▶ [Problem requirements]
Show each line of the data below that has the string "screenshot" in it.

▶ [Extracted records]
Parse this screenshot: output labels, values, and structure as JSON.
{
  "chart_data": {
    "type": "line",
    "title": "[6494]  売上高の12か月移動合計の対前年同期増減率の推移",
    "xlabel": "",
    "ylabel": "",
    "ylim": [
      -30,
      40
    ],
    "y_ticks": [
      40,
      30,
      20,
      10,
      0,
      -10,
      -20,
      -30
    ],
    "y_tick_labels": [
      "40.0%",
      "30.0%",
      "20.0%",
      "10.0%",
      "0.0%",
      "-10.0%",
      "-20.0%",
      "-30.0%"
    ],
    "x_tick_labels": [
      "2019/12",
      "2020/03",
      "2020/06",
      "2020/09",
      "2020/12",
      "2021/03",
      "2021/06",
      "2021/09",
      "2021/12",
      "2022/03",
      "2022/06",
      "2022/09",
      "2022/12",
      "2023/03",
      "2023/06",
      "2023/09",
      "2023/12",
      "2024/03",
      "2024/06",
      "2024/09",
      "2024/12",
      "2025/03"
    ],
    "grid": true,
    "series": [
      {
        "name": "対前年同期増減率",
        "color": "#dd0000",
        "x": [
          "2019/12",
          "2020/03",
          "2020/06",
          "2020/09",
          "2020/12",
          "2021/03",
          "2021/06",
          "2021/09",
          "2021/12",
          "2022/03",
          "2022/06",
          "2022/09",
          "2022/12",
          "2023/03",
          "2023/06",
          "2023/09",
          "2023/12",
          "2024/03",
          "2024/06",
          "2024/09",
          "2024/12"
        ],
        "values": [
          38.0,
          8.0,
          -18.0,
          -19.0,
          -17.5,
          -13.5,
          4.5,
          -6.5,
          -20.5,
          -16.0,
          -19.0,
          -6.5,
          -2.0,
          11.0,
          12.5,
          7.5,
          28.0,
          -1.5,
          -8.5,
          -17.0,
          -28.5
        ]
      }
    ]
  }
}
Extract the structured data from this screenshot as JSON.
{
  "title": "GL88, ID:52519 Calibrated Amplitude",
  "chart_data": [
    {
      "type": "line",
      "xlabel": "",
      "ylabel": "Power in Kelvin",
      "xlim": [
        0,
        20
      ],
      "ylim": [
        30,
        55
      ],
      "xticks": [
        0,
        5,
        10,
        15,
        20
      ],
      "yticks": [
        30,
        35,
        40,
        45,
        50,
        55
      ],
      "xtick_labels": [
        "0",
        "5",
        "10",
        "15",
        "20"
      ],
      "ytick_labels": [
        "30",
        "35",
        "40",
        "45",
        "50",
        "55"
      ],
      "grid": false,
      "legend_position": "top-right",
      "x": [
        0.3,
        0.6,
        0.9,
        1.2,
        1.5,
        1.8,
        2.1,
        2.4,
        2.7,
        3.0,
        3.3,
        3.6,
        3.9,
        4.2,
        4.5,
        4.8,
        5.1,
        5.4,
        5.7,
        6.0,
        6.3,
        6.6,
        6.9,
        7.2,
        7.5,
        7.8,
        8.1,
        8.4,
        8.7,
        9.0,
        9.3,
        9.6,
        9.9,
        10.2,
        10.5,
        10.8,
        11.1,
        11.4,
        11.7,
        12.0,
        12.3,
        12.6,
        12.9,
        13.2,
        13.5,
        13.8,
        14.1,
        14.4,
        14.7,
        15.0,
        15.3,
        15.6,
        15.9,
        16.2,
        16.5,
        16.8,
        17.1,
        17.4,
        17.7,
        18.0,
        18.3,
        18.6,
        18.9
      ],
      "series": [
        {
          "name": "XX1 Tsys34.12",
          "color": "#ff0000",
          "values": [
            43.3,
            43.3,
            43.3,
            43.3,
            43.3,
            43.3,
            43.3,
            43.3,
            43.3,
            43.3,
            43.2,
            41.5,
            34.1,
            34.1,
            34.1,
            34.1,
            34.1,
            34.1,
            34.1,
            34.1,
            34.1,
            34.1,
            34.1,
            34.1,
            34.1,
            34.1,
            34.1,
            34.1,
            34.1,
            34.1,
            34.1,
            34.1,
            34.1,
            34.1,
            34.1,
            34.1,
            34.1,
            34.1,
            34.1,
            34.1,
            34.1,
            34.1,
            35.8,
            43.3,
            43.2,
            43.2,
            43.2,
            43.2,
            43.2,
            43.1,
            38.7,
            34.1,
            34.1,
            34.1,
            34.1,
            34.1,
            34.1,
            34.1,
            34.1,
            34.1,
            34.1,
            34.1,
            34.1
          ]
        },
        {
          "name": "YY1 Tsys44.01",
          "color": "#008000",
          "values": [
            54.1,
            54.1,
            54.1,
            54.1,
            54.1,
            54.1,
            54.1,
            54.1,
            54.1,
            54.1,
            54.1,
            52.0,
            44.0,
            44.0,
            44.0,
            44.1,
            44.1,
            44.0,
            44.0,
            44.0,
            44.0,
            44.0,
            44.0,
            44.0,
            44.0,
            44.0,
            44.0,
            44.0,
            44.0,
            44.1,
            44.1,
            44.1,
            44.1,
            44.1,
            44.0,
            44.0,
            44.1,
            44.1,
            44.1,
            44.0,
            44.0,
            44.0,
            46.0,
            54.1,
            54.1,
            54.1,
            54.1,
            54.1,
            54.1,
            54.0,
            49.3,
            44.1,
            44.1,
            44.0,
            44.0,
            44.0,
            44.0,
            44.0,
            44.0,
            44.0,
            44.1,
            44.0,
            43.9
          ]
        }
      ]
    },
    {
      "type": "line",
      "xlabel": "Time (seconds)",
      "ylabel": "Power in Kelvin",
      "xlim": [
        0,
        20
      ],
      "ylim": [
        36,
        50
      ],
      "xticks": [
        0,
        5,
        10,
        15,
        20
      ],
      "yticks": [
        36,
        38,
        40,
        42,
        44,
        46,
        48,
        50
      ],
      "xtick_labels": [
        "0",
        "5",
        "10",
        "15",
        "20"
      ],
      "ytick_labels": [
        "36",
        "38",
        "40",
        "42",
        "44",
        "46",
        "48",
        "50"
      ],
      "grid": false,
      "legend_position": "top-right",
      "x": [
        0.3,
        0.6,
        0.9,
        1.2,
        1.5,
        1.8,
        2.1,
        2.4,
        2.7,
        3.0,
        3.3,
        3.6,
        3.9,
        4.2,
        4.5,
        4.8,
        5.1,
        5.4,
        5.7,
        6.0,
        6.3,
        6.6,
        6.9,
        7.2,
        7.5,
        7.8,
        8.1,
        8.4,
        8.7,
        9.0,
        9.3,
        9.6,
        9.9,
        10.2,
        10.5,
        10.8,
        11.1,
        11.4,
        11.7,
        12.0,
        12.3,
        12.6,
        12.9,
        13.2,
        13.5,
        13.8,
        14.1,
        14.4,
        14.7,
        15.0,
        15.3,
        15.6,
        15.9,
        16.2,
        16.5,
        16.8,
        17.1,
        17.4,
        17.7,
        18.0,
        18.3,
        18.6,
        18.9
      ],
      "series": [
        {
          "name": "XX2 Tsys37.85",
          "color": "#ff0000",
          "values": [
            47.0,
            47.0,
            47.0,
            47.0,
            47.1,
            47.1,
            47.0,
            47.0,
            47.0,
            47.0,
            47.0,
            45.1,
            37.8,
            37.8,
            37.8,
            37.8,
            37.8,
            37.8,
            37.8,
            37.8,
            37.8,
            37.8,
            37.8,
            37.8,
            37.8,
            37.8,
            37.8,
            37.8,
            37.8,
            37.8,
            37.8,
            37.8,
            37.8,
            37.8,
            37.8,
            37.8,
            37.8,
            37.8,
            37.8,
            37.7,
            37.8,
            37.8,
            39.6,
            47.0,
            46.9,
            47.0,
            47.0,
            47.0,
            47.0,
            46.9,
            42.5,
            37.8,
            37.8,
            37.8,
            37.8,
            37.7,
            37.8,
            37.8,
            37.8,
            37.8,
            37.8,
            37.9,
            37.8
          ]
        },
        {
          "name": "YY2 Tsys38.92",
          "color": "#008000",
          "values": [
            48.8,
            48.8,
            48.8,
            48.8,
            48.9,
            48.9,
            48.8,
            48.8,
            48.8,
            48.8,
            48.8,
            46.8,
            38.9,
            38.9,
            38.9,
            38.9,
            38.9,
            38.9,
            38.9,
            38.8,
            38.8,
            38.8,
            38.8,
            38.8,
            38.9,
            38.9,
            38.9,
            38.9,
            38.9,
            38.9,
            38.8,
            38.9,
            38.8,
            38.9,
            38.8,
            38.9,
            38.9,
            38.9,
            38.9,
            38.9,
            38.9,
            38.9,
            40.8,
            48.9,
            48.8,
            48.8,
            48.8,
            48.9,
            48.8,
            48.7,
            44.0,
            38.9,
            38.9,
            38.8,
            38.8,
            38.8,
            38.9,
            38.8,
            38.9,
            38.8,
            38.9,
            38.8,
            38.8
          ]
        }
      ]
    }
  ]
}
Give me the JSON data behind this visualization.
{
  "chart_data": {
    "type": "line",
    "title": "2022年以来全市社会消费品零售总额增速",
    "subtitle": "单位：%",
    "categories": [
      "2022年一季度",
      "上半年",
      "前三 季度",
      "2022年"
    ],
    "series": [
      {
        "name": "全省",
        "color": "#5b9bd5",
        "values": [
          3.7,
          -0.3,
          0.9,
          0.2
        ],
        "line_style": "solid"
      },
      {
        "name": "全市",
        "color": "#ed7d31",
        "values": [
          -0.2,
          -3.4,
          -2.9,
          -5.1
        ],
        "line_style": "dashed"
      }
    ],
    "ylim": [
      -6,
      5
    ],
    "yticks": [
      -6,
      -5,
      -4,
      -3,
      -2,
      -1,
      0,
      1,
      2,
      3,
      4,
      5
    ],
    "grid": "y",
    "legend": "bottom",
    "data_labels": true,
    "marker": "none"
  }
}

▶ [Reply to the task]
Parse this screenshot: output labels, values, and structure as JSON.
Extract the structured data from this screenshot as JSON.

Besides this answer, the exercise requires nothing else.